Print the full listing exactly.

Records

------------------------

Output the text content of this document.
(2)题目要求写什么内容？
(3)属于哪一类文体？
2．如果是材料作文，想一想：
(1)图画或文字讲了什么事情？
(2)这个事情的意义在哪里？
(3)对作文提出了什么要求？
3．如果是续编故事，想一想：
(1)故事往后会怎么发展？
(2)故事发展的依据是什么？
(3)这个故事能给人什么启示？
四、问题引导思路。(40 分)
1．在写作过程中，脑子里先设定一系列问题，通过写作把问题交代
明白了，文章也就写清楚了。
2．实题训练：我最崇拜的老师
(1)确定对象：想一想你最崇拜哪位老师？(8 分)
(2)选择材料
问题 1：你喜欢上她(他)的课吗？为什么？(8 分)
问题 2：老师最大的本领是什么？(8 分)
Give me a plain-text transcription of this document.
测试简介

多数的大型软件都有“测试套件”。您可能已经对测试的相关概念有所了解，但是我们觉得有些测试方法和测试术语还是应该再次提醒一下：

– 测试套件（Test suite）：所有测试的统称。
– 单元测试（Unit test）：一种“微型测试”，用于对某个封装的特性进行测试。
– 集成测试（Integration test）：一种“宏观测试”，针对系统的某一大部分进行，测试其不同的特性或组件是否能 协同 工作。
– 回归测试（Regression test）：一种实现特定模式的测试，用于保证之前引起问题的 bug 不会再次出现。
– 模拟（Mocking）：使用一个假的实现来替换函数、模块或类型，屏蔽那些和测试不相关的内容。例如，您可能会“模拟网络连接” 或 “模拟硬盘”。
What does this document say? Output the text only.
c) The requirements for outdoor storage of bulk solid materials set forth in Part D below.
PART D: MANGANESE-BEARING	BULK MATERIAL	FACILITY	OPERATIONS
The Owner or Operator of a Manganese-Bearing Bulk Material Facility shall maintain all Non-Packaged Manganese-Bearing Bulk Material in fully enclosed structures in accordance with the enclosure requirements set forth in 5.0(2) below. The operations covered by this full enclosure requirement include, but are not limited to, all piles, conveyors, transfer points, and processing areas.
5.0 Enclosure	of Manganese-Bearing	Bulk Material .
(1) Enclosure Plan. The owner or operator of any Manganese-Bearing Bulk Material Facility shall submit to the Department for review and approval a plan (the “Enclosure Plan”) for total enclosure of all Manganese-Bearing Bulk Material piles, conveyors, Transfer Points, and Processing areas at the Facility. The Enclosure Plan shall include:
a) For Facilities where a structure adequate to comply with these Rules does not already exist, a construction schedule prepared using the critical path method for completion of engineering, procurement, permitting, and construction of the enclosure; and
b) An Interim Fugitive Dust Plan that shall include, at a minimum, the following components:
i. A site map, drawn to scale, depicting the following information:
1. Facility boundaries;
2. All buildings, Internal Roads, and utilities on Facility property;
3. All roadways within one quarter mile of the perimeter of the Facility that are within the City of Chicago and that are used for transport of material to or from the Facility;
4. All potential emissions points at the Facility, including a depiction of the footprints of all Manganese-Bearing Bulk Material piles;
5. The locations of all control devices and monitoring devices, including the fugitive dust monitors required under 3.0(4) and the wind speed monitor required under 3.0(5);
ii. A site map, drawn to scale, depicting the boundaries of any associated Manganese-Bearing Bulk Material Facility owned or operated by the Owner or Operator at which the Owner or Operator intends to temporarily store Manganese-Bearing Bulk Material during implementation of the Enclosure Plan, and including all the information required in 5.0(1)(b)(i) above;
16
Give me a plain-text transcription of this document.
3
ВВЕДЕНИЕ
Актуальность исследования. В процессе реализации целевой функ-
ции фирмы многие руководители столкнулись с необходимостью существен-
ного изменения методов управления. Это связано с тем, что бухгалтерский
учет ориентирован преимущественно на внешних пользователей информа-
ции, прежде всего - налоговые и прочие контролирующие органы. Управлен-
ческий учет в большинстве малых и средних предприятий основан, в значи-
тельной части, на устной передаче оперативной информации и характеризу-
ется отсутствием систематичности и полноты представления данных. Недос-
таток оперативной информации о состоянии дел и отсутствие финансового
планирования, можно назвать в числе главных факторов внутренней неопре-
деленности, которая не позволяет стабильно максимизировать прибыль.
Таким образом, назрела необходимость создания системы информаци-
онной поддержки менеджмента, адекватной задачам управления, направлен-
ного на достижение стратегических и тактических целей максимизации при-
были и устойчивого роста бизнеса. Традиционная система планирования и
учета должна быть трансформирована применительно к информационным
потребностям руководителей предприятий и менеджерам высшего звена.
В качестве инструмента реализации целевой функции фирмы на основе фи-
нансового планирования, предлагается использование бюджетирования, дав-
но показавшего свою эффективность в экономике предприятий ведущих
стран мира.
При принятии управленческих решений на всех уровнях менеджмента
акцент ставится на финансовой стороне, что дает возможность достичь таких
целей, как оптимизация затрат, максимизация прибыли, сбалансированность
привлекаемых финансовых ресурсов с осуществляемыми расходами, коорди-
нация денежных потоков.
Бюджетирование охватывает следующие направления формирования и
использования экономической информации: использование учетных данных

------------------------

Solution below:
Output the text content of this document.
(2)题目要求写什么内容？
(3)属于哪一类文体？
2．如果是材料作文，想一想：
(1)图画或文字讲了什么事情？
(2)这个事情的意义在哪里？
(3)对作文提出了什么要求？
3．如果是续编故事，想一想：
(1)故事往后会怎么发展？
(2)故事发展的依据是什么？
(3)这个故事能给人什么启示？
四、问题引导思路。(40 分)
1．在写作过程中，脑子里先设定一系列问题，通过写作把问题交代
明白了，文章也就写清楚了。
2．实题训练：我最崇拜的老师
(1)确定对象：想一想你最崇拜哪位老师？(8 分)
(2)选择材料
问题 1：你喜欢上她(他)的课吗？为什么？(8 分)
问题 2：老师最大的本领是什么？(8 分)
Give me a plain-text transcription of this document.
测试简介

多数的大型软件都有“测试套件”。您可能已经对测试的相关概念有所了解，但是我们觉得有些测试方法和测试术语还是应该再次提醒一下：

– 测试套件（Test suite）：所有测试的统称。
– 单元测试（Unit test）：一种“微型测试”，用于对某个封装的特性进行测试。
– 集成测试（Integration test）：一种“宏观测试”，针对系统的某一大部分进行，测试其不同的特性或组件是否能 协同 工作。
– 回归测试（Regression test）：一种实现特定模式的测试，用于保证之前引起问题的 bug 不会再次出现。
– 模拟（Mocking）：使用一个假的实现来替换函数、模块或类型，屏蔽那些和测试不相关的内容。例如，您可能会“模拟网络连接” 或 “模拟硬盘”。
What does this document say? Output the text only.
c) The requirements for outdoor storage of bulk solid materials set forth in Part D below.
PART D: MANGANESE-BEARING	BULK MATERIAL	FACILITY	OPERATIONS
The Owner or Operator of a Manganese-Bearing Bulk Material Facility shall maintain all Non-Packaged Manganese-Bearing Bulk Material in fully enclosed structures in accordance with the enclosure requirements set forth in 5.0(2) below. The operations covered by this full enclosure requirement include, but are not limited to, all piles, conveyors, transfer points, and processing areas.
5.0 Enclosure	of Manganese-Bearing	Bulk Material .
(1) Enclosure Plan. The owner or operator of any Manganese-Bearing Bulk Material Facility shall submit to the Department for review and approval a plan (the “Enclosure Plan”) for total enclosure of all Manganese-Bearing Bulk Material piles, conveyors, Transfer Points, and Processing areas at the Facility. The Enclosure Plan shall include:
a) For Facilities where a structure adequate to comply with these Rules does not already exist, a construction schedule prepared using the critical path method for completion of engineering, procurement, permitting, and construction of the enclosure; and
b) An Interim Fugitive Dust Plan that shall include, at a minimum, the following components:
i. A site map, drawn to scale, depicting the following information:
1. Facility boundaries;
2. All buildings, Internal Roads, and utilities on Facility property;
3. All roadways within one quarter mile of the perimeter of the Facility that are within the City of Chicago and that are used for transport of material to or from the Facility;
4. All potential emissions points at the Facility, including a depiction of the footprints of all Manganese-Bearing Bulk Material piles;
5. The locations of all control devices and monitoring devices, including the fugitive dust monitors required under 3.0(4) and the wind speed monitor required under 3.0(5);
ii. A site map, drawn to scale, depicting the boundaries of any associated Manganese-Bearing Bulk Material Facility owned or operated by the Owner or Operator at which the Owner or Operator intends to temporarily store Manganese-Bearing Bulk Material during implementation of the Enclosure Plan, and including all the information required in 5.0(1)(b)(i) above;
16
Give me a plain-text transcription of this document.
3
ВВЕДЕНИЕ
Актуальность исследования. В процессе реализации целевой функ-
ции фирмы многие руководители столкнулись с необходимостью существен-
ного изменения методов управления. Это связано с тем, что бухгалтерский
учет ориентирован преимущественно на внешних пользователей информа-
ции, прежде всего - налоговые и прочие контролирующие органы. Управлен-
ческий учет в большинстве малых и средних предприятий основан, в значи-
тельной части, на устной передаче оперативной информации и характеризу-
ется отсутствием систематичности и полноты представления данных. Недос-
таток оперативной информации о состоянии дел и отсутствие финансового
планирования, можно назвать в числе главных факторов внутренней неопре-
деленности, которая не позволяет стабильно максимизировать прибыль.
Таким образом, назрела необходимость создания системы информаци-
онной поддержки менеджмента, адекватной задачам управления, направлен-
ного на достижение стратегических и тактических целей максимизации при-
были и устойчивого роста бизнеса. Традиционная система планирования и
учета должна быть трансформирована применительно к информационным
потребностям руководителей предприятий и менеджерам высшего звена.
В качестве инструмента реализации целевой функции фирмы на основе фи-
нансового планирования, предлагается использование бюджетирования, дав-
но показавшего свою эффективность в экономике предприятий ведущих
стран мира.
При принятии управленческих решений на всех уровнях менеджмента
акцент ставится на финансовой стороне, что дает возможность достичь таких
целей, как оптимизация затрат, максимизация прибыли, сбалансированность
привлекаемых финансовых ресурсов с осуществляемыми расходами, коорди-
нация денежных потоков.
Бюджетирование охватывает следующие направления формирования и
использования экономической информации: использование учетных данных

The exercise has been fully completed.